> [WHAT IS BEING ASKED]
Report, as a bare number, how many lines hold "Retry".

> [RAW RECORDS]
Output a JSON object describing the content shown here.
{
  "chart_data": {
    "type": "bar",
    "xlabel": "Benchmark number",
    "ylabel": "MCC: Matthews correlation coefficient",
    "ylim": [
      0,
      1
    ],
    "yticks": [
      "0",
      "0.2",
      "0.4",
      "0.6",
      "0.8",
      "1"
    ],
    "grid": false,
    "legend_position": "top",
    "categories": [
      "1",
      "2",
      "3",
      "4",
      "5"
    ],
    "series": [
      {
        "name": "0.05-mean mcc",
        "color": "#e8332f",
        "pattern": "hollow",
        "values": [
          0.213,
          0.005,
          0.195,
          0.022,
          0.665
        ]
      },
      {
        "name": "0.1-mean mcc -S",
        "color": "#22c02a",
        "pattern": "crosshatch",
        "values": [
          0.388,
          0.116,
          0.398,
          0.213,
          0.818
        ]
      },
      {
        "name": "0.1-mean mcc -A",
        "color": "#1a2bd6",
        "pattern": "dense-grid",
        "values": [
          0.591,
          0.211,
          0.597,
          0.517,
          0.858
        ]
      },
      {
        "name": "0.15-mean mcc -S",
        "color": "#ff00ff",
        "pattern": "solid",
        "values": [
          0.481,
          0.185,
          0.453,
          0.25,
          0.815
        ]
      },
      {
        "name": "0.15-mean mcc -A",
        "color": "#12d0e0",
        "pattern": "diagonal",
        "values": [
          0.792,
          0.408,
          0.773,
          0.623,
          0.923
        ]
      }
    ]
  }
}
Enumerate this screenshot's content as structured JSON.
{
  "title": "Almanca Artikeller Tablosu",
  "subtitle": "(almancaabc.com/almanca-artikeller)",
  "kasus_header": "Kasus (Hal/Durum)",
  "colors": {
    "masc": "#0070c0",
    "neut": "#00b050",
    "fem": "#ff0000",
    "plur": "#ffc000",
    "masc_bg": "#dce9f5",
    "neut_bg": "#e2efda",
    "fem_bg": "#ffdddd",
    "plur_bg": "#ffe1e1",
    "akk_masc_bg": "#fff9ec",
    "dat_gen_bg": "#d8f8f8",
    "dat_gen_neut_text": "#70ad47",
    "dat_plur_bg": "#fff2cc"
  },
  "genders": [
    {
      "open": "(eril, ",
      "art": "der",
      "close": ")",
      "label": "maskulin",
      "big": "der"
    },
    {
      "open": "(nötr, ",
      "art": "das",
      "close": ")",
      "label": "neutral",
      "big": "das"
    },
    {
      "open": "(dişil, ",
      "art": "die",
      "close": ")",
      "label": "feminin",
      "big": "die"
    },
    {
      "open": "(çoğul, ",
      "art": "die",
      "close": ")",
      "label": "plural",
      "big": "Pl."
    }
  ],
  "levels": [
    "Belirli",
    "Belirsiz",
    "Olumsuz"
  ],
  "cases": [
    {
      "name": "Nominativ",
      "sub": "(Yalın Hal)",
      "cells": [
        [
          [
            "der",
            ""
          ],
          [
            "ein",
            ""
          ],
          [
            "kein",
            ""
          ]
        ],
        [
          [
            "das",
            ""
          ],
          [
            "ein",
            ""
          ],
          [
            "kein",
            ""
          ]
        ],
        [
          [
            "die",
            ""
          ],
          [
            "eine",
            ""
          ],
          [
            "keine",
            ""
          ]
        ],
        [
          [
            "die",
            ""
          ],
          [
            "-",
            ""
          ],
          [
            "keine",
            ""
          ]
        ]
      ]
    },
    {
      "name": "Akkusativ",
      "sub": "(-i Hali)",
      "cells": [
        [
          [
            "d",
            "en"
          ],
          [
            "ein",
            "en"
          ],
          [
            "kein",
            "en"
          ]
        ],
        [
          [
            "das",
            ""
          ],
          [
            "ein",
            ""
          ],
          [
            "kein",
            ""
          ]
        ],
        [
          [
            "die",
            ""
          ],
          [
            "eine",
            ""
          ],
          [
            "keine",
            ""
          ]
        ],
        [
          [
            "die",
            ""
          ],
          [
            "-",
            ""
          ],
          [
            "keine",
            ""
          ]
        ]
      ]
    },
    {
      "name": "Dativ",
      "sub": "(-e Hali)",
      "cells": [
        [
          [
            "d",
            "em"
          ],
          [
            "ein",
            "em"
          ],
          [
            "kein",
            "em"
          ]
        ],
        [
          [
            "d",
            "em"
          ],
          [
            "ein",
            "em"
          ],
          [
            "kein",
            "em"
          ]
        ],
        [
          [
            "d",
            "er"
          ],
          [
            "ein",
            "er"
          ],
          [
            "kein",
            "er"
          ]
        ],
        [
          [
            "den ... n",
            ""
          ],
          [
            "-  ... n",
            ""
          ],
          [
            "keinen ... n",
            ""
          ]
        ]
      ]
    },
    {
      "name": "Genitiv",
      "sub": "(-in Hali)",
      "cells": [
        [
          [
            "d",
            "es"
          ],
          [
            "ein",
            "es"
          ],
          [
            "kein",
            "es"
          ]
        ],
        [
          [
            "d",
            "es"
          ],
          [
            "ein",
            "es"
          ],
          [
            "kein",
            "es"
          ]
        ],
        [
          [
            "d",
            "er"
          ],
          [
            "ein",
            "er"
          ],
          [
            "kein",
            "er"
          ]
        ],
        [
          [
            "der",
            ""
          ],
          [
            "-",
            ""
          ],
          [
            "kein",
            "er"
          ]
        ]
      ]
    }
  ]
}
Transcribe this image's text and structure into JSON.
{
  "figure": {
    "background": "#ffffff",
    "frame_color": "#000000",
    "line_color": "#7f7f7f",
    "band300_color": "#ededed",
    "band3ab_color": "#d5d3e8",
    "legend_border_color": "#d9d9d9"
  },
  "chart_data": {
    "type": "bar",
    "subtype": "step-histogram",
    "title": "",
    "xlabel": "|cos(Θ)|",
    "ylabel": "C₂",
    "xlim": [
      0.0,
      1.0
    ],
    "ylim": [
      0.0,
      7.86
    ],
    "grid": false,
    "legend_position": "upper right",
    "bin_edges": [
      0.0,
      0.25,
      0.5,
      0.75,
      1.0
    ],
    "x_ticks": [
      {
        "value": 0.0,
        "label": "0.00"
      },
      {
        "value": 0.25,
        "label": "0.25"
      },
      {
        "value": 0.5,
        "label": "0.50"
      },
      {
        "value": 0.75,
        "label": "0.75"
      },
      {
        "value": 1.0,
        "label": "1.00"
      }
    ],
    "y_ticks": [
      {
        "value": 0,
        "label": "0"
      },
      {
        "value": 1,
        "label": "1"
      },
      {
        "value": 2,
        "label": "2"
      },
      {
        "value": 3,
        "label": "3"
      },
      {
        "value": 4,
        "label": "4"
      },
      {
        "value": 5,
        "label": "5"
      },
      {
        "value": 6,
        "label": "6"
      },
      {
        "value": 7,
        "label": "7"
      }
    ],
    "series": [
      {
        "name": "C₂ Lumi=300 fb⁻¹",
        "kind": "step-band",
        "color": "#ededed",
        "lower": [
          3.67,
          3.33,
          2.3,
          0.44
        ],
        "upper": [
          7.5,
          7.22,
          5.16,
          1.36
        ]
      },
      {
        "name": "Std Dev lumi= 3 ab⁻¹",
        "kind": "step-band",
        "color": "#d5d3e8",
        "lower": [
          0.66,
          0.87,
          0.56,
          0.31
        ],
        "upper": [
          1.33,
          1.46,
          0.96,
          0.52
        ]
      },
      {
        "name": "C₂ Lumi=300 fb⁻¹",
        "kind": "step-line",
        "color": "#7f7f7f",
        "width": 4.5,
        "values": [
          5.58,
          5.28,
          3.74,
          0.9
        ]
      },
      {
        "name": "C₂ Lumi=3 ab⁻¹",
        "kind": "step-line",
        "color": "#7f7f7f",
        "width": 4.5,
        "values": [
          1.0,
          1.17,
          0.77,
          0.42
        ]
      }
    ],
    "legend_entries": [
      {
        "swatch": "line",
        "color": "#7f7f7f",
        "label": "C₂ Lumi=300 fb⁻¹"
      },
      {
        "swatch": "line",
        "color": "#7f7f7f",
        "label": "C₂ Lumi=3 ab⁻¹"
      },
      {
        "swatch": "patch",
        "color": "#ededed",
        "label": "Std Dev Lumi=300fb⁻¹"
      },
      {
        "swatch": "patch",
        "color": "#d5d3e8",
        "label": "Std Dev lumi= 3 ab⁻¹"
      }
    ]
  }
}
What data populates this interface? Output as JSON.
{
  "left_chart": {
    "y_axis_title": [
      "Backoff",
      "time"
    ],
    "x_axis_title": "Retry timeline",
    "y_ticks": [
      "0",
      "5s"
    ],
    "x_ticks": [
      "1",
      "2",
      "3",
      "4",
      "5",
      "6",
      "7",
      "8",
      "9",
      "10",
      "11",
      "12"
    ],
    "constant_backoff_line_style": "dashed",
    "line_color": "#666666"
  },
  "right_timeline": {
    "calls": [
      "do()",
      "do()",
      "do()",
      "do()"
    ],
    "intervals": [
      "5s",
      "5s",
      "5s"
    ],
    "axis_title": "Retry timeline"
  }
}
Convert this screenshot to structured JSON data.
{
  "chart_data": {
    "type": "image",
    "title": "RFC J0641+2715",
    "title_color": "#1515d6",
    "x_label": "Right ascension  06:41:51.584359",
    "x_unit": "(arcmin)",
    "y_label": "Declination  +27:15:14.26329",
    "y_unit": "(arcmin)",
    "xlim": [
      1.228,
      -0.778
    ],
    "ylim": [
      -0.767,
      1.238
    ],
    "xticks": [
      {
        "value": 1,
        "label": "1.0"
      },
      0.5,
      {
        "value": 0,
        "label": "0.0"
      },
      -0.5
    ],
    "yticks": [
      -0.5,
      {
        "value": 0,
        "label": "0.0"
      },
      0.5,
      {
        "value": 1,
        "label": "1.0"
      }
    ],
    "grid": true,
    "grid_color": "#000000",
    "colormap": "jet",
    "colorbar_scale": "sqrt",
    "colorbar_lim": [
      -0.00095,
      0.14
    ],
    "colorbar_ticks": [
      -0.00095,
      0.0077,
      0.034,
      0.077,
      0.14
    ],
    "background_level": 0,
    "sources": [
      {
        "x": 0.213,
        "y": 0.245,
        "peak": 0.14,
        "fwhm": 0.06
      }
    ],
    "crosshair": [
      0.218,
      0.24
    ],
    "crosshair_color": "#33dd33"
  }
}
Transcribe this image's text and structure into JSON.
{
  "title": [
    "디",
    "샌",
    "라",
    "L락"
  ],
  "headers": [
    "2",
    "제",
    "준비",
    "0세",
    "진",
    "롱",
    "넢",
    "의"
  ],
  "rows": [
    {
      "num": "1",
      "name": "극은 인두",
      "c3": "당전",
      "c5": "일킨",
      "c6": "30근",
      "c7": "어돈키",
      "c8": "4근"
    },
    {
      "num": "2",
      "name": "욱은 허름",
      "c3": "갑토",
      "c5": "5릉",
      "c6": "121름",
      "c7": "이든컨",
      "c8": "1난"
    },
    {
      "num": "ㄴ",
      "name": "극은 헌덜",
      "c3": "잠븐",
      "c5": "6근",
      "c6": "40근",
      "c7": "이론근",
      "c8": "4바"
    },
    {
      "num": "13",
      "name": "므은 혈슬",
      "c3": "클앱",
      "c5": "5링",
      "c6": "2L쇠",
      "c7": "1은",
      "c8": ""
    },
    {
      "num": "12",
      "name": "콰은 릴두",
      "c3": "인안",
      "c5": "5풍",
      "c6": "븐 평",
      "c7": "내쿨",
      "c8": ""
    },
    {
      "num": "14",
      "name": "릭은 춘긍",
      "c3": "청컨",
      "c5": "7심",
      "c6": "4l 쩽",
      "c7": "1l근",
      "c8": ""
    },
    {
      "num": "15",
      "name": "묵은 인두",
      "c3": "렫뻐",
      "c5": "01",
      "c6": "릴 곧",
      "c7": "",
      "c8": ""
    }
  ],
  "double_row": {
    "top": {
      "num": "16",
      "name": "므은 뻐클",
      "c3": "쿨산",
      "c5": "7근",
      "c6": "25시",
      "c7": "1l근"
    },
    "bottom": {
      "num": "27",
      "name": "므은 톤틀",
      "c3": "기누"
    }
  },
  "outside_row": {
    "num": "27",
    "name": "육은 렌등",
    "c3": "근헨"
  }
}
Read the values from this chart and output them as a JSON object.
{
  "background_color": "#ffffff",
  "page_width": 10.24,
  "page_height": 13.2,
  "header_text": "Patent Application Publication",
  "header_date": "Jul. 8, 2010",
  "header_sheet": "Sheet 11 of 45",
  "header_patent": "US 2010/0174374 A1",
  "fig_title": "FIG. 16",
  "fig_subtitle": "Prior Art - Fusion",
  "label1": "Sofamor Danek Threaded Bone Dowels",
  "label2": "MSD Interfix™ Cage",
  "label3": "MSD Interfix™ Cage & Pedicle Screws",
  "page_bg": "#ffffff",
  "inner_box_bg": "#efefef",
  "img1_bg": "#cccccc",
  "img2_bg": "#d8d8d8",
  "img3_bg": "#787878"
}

> [ANSWER]
2